### What to work on
Without the pictures, give the entries below again exactly as written.

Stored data

○ ○ ○ ○ ○ ○ ○

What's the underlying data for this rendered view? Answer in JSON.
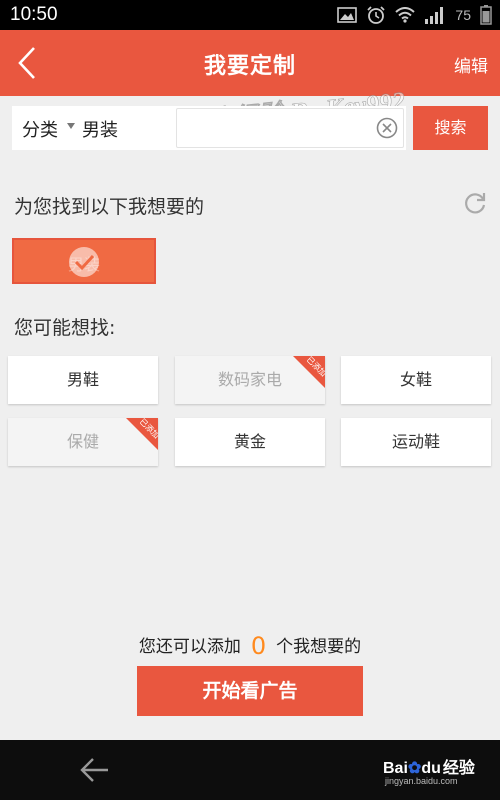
{
  "status_bar": {
    "time": "10:50",
    "battery": "75"
  },
  "header": {
    "title": "我要定制",
    "edit_label": "编辑"
  },
  "search": {
    "category_label": "分类",
    "category_value": "男装",
    "button_label": "搜索"
  },
  "section_found": {
    "title": "为您找到以下我想要的",
    "selected_tags": [
      {
        "label": "男装"
      }
    ]
  },
  "section_suggest": {
    "title": "您可能想找:",
    "tags": [
      {
        "label": "男鞋",
        "added": false
      },
      {
        "label": "数码家电",
        "added": true
      },
      {
        "label": "女鞋",
        "added": false
      },
      {
        "label": "保健",
        "added": true
      },
      {
        "label": "黄金",
        "added": false
      },
      {
        "label": "运动鞋",
        "added": false
      }
    ],
    "added_badge": "已添加"
  },
  "footer": {
    "count_prefix": "您还可以添加",
    "count": "0",
    "count_suffix": "个我想要的",
    "start_button": "开始看广告"
  },
  "watermark": "百度经验 By Key992",
  "branding": {
    "logo_text_a": "Bai",
    "logo_text_b": "du",
    "logo_text_c": "经验",
    "url": "jingyan.baidu.com"
  },
  "colors": {
    "accent": "#e9573f",
    "count_color": "#ff8a1e"
  }
}
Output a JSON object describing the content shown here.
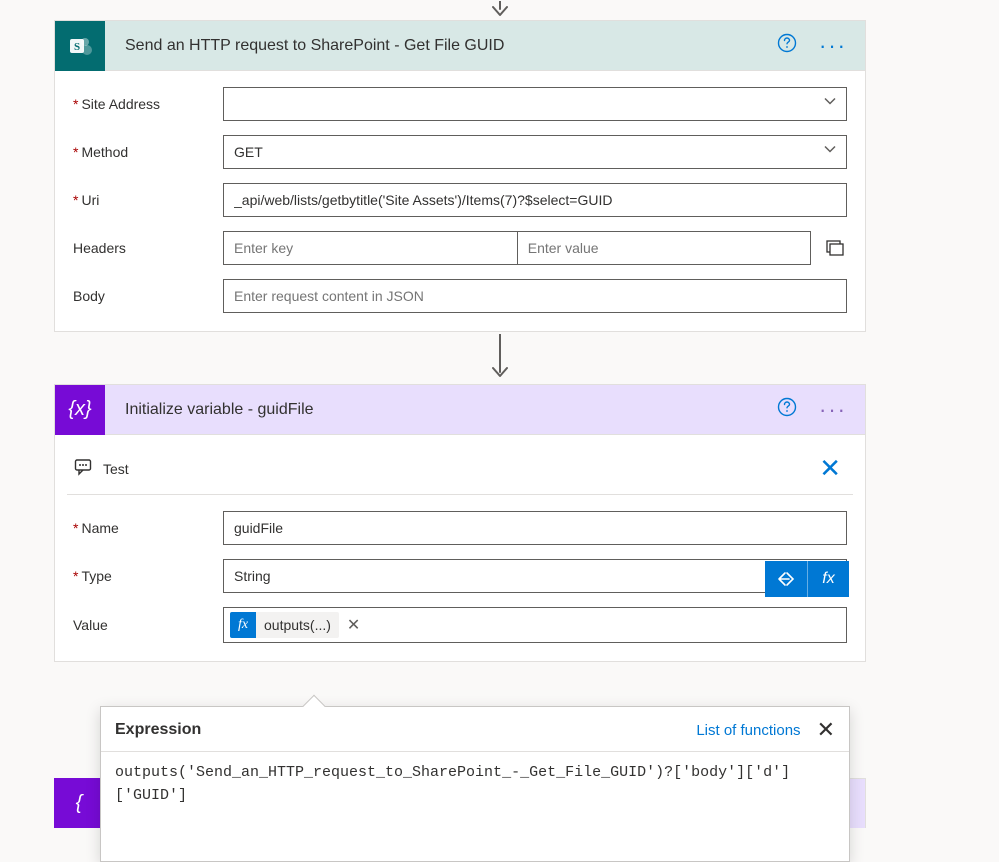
{
  "cards": {
    "sp": {
      "title": "Send an HTTP request to SharePoint - Get File GUID",
      "fields": {
        "siteAddress": {
          "label": "Site Address",
          "value": ""
        },
        "method": {
          "label": "Method",
          "value": "GET"
        },
        "uri": {
          "label": "Uri",
          "value": "_api/web/lists/getbytitle('Site Assets')/Items(7)?$select=GUID"
        },
        "headers": {
          "label": "Headers",
          "keyPlaceholder": "Enter key",
          "valuePlaceholder": "Enter value"
        },
        "body": {
          "label": "Body",
          "placeholder": "Enter request content in JSON"
        }
      }
    },
    "var": {
      "title": "Initialize variable - guidFile",
      "test": {
        "label": "Test"
      },
      "fields": {
        "name": {
          "label": "Name",
          "value": "guidFile"
        },
        "type": {
          "label": "Type",
          "value": "String"
        },
        "value": {
          "label": "Value",
          "token": {
            "badge": "fx",
            "text": "outputs(...)"
          }
        }
      }
    }
  },
  "expression": {
    "title": "Expression",
    "linkText": "List of functions",
    "code": "outputs('Send_an_HTTP_request_to_SharePoint_-_Get_File_GUID')?['body']['d']['GUID']"
  }
}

○ ○ ○ ○ ○ ○ ○

### Result for this exercise
What's the underlying data for this rendered view? Answer in JSON.
{
  "status_bar": {
    "time": "10:50",
    "battery": "75"
  },
  "header": {
    "title": "我要定制",
    "edit_label": "编辑"
  },
  "search": {
    "category_label": "分类",
    "category_value": "男装",
    "button_label": "搜索"
  },
  "section_found": {
    "title": "为您找到以下我想要的",
    "selected_tags": [
      {
        "label": "男装"
      }
    ]
  },
  "section_suggest": {
    "title": "您可能想找:",
    "tags": [
      {
        "label": "男鞋",
        "added": false
      },
      {
        "label": "数码家电",
        "added": true
      },
      {
        "label": "女鞋",
        "added": false
      },
      {
        "label": "保健",
        "added": true
      },
      {
        "label": "黄金",
        "added": false
      },
      {
        "label": "运动鞋",
        "added": false
      }
    ],
    "added_badge": "已添加"
  },
  "footer": {
    "count_prefix": "您还可以添加",
    "count": "0",
    "count_suffix": "个我想要的",
    "start_button": "开始看广告"
  },
  "watermark": "百度经验 By Key992",
  "branding": {
    "logo_text_a": "Bai",
    "logo_text_b": "du",
    "logo_text_c": "经验",
    "url": "jingyan.baidu.com"
  },
  "colors": {
    "accent": "#e9573f",
    "count_color": "#ff8a1e"
  }
}
Output a JSON object describing the content shown here.
{
  "cards": {
    "sp": {
      "title": "Send an HTTP request to SharePoint - Get File GUID",
      "fields": {
        "siteAddress": {
          "label": "Site Address",
          "value": ""
        },
        "method": {
          "label": "Method",
          "value": "GET"
        },
        "uri": {
          "label": "Uri",
          "value": "_api/web/lists/getbytitle('Site Assets')/Items(7)?$select=GUID"
        },
        "headers": {
          "label": "Headers",
          "keyPlaceholder": "Enter key",
          "valuePlaceholder": "Enter value"
        },
        "body": {
          "label": "Body",
          "placeholder": "Enter request content in JSON"
        }
      }
    },
    "var": {
      "title": "Initialize variable - guidFile",
      "test": {
        "label": "Test"
      },
      "fields": {
        "name": {
          "label": "Name",
          "value": "guidFile"
        },
        "type": {
          "label": "Type",
          "value": "String"
        },
        "value": {
          "label": "Value",
          "token": {
            "badge": "fx",
            "text": "outputs(...)"
          }
        }
      }
    }
  },
  "expression": {
    "title": "Expression",
    "linkText": "List of functions",
    "code": "outputs('Send_an_HTTP_request_to_SharePoint_-_Get_File_GUID')?['body']['d']['GUID']"
  }
}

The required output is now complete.